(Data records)
····················

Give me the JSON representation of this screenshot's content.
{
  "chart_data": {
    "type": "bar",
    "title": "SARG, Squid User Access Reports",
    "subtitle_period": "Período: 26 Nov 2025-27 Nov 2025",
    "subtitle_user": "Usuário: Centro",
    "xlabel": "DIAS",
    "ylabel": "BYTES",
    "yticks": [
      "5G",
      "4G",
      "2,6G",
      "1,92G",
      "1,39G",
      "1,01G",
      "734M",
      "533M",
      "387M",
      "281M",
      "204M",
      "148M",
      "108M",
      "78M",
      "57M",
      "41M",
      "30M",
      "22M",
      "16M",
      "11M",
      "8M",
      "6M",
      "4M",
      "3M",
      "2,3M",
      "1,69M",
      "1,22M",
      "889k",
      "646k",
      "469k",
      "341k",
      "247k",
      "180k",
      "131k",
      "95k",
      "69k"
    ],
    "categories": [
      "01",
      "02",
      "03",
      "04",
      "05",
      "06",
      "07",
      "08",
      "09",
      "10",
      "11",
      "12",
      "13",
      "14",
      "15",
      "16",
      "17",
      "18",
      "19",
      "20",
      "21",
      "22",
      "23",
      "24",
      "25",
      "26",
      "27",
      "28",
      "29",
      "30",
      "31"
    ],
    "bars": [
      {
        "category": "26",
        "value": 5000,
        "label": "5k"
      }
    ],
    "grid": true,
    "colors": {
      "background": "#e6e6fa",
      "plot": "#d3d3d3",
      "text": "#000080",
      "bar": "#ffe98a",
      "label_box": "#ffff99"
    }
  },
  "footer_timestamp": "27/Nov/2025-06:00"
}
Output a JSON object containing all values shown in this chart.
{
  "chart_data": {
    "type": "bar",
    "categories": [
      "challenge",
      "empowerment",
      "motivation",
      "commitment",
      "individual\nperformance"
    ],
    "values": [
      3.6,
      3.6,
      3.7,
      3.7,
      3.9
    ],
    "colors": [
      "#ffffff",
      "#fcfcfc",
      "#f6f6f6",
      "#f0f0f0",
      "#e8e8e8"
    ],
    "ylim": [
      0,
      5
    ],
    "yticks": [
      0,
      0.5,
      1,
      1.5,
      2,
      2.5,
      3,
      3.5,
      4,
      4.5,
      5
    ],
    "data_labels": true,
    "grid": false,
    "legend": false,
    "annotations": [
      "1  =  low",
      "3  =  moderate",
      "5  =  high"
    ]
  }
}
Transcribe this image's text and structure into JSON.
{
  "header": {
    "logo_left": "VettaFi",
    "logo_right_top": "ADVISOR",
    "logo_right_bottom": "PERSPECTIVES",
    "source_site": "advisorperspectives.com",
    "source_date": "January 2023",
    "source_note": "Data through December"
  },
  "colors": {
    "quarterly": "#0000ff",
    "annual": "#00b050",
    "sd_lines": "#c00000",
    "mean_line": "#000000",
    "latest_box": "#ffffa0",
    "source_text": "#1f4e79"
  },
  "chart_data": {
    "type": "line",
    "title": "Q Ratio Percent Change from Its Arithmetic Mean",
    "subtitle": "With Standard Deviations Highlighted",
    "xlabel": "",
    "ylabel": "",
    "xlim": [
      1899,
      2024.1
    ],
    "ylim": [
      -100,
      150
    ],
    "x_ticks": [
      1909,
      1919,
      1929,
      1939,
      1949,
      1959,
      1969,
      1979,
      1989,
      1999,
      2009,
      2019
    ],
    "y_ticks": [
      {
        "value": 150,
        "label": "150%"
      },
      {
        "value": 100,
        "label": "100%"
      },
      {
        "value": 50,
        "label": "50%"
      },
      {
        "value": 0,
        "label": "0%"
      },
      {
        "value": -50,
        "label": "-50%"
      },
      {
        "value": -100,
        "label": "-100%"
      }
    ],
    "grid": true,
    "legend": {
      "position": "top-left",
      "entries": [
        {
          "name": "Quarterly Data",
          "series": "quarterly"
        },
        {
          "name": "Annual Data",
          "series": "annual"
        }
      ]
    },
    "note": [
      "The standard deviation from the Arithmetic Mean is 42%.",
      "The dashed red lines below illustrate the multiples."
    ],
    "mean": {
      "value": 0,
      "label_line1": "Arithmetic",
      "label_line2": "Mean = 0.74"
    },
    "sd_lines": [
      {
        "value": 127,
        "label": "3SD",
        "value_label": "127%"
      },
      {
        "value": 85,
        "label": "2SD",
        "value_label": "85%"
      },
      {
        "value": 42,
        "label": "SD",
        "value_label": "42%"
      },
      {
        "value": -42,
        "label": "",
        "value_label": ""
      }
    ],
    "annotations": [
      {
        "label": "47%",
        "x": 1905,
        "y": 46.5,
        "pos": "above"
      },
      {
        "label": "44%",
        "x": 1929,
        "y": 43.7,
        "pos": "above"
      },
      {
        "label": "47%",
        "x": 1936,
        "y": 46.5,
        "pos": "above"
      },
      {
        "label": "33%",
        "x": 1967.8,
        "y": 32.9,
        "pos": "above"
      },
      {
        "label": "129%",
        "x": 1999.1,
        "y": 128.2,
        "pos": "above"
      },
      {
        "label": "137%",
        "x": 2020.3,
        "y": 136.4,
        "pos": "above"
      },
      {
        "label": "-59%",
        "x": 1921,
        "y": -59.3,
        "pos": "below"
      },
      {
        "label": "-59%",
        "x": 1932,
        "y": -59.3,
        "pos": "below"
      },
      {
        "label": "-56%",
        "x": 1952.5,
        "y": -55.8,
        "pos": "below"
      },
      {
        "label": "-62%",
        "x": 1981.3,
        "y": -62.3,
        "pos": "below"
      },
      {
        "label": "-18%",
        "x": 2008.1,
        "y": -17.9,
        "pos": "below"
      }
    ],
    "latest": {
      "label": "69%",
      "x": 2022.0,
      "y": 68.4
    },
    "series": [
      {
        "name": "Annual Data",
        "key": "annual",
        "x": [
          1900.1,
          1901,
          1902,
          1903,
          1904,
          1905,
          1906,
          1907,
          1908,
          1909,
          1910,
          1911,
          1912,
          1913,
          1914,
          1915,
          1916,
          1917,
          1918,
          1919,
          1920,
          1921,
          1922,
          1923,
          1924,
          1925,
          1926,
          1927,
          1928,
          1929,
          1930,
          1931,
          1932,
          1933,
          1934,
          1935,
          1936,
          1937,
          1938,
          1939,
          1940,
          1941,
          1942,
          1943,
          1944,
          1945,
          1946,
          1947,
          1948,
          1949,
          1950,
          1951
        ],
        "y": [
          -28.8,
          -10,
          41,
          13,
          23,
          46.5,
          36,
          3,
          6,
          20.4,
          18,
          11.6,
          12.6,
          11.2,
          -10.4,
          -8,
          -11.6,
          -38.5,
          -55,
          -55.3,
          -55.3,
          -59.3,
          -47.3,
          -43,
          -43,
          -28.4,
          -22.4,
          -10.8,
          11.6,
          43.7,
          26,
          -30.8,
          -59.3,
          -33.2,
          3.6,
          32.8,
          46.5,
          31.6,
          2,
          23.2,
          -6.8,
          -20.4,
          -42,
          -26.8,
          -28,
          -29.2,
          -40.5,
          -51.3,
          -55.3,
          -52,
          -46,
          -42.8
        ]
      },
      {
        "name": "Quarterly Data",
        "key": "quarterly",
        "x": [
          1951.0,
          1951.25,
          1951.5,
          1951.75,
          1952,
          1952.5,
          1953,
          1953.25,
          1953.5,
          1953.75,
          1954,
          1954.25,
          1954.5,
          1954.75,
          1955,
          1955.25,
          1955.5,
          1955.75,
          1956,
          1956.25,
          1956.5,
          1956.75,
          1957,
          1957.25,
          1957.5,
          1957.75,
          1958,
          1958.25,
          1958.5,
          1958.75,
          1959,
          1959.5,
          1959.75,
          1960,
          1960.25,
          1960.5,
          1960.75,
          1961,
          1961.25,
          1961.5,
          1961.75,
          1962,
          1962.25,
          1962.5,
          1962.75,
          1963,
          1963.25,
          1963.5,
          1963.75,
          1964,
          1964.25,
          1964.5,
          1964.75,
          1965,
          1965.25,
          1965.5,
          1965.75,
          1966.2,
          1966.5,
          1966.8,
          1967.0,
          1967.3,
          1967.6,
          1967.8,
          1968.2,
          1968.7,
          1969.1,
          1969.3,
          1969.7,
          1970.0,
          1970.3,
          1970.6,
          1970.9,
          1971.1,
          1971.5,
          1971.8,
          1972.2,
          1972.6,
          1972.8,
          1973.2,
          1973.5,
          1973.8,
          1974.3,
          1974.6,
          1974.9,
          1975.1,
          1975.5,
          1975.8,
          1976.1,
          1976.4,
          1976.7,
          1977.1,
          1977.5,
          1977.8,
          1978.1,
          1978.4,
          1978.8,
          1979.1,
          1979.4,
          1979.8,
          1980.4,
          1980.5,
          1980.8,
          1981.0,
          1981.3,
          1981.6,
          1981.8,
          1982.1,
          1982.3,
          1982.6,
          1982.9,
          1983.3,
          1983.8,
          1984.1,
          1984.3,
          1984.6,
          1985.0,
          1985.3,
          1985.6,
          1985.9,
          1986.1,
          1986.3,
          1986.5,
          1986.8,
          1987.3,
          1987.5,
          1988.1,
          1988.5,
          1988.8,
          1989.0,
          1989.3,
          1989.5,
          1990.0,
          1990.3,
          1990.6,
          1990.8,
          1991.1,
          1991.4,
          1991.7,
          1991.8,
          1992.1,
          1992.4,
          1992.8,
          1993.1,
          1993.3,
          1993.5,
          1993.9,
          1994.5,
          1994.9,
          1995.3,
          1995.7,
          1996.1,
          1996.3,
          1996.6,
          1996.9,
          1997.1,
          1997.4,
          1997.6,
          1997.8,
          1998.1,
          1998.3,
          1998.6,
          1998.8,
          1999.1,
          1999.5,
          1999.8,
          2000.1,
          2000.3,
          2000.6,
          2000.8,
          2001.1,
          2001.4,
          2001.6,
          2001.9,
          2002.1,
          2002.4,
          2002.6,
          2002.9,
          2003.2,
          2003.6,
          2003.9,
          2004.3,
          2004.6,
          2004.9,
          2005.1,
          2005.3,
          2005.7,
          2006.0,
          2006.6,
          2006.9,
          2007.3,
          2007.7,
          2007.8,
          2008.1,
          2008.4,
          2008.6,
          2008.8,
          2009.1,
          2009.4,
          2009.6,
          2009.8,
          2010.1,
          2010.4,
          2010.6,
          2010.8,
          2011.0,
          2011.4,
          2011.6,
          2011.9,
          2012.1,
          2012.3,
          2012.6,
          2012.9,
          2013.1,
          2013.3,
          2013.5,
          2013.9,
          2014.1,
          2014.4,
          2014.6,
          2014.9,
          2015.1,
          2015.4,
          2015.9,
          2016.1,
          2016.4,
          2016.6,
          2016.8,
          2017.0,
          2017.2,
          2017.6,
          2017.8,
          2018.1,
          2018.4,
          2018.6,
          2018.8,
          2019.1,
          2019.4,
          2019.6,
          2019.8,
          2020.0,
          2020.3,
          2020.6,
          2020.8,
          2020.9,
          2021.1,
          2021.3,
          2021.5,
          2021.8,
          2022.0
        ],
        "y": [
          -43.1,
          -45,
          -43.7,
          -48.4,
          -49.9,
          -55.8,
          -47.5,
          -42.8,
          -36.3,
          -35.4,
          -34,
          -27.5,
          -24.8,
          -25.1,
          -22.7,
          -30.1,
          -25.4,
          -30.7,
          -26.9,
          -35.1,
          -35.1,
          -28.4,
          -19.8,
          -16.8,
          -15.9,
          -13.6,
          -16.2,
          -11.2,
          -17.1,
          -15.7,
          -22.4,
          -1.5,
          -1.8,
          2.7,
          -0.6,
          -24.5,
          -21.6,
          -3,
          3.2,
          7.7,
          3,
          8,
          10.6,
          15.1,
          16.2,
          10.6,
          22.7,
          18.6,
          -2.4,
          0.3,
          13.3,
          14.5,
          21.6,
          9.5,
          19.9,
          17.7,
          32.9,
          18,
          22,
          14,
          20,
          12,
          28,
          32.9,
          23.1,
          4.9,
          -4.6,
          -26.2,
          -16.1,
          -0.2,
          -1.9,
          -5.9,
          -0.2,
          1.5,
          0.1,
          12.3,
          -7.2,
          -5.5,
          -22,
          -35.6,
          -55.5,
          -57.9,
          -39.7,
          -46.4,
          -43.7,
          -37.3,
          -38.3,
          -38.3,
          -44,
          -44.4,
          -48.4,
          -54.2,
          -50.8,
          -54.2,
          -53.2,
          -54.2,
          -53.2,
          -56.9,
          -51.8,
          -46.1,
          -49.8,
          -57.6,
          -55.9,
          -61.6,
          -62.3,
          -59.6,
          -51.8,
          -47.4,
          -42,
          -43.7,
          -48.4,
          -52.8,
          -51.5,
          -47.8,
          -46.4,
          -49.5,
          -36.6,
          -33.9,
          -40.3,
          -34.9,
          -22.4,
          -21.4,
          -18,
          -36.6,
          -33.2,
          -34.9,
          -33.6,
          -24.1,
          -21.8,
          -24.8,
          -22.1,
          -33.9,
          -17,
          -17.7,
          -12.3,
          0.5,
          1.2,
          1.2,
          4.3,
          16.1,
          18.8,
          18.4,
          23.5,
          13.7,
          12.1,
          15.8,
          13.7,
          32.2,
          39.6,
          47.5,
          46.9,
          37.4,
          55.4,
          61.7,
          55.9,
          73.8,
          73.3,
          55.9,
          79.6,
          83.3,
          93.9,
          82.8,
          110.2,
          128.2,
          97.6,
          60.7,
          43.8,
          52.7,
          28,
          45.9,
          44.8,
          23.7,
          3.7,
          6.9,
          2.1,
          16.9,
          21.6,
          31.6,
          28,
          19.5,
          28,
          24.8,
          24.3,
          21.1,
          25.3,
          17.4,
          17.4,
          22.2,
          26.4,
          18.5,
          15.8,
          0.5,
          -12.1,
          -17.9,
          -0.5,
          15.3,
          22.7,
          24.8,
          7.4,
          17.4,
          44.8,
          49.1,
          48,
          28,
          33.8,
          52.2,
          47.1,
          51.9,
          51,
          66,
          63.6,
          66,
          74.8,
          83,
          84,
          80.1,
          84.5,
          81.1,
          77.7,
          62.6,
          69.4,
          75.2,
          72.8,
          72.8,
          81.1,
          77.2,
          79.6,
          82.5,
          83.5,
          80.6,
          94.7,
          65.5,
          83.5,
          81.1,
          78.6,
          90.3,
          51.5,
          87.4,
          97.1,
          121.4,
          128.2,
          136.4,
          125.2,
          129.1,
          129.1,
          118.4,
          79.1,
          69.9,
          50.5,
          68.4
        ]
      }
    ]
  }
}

····················

## Aim of the exercise:
Reply with the number of lines in the preceding entries that contain "from", and no other words.

## Written answer:
2